--- Data to process ---
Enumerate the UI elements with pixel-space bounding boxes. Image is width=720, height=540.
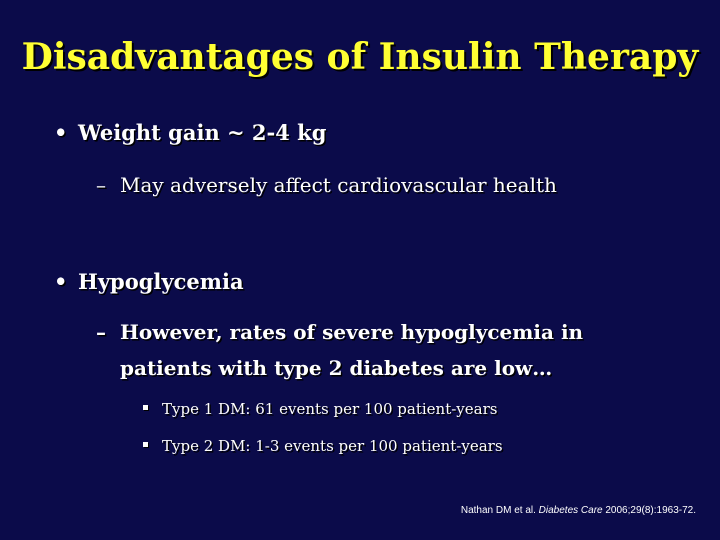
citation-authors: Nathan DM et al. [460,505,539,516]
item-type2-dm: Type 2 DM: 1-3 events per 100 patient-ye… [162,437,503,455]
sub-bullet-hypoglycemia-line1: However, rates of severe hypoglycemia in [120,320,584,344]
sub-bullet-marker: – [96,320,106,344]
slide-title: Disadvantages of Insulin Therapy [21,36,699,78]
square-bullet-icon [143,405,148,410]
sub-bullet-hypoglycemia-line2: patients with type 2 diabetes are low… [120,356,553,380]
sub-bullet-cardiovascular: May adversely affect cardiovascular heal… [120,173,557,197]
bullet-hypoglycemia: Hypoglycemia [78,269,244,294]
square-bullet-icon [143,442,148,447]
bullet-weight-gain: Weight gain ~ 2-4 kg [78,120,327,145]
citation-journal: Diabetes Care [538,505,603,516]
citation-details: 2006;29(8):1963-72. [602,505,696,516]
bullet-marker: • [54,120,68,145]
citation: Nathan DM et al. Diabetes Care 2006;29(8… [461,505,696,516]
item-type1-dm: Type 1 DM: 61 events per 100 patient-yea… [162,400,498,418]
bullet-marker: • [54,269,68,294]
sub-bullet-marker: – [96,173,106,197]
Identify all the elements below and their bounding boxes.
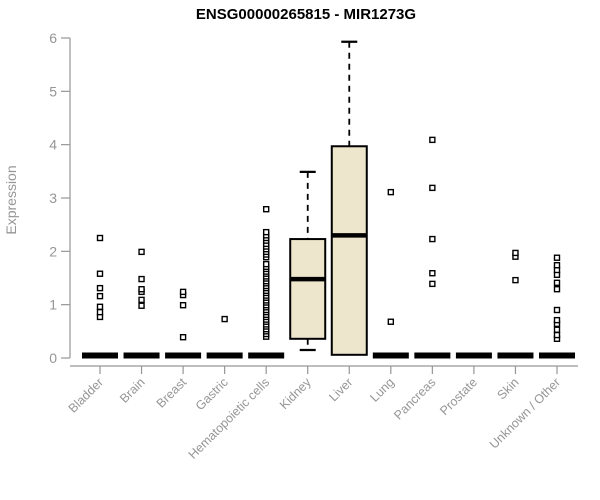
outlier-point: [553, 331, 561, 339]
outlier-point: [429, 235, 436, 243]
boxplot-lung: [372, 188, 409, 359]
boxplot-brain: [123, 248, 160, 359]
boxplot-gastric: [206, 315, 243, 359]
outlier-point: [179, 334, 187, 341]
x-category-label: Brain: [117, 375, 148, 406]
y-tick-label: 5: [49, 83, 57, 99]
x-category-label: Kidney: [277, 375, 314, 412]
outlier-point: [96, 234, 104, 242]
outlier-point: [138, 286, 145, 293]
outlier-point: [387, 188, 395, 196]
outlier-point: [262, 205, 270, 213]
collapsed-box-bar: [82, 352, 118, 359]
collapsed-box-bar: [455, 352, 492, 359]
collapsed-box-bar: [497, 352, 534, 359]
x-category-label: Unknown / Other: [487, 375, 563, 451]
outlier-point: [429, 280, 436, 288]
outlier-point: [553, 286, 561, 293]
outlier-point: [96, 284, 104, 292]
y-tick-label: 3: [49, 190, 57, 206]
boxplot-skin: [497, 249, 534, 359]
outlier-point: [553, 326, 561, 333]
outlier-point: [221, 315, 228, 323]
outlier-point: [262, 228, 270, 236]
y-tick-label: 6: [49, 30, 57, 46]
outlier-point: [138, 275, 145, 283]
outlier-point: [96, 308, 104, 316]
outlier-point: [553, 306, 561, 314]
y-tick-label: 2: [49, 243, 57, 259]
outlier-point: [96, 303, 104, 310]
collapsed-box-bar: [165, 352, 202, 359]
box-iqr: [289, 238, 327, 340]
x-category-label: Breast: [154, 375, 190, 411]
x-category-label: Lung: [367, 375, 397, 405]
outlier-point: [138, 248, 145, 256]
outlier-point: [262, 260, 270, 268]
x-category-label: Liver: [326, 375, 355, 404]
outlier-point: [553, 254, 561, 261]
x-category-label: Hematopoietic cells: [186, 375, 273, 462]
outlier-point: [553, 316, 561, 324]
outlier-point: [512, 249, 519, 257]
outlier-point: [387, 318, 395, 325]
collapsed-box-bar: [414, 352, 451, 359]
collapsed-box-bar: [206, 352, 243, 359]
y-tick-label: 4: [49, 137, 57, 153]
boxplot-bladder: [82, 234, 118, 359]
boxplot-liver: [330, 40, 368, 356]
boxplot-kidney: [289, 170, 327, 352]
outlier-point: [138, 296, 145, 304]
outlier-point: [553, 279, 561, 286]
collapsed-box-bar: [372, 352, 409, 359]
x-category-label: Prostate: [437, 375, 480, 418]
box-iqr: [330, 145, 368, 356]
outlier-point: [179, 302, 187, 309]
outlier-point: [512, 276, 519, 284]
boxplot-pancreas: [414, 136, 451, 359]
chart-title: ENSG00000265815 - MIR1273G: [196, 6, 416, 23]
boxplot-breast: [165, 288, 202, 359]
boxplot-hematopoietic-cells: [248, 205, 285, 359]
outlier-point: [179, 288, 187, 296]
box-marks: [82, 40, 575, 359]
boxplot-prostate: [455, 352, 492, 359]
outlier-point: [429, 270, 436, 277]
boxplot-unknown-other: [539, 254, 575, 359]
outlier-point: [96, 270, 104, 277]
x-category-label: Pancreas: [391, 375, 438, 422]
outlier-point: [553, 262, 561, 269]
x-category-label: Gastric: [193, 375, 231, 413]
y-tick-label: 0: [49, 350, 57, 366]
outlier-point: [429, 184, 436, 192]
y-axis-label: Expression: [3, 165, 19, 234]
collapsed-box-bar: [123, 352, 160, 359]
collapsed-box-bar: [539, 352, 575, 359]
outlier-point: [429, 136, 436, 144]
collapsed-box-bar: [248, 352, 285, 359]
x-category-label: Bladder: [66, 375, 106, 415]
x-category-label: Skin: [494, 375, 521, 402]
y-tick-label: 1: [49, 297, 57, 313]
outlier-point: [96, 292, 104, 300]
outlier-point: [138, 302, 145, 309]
---
## Exercise goal
Provide the count of lines above that contain "cells", without any other words.

## Response below
2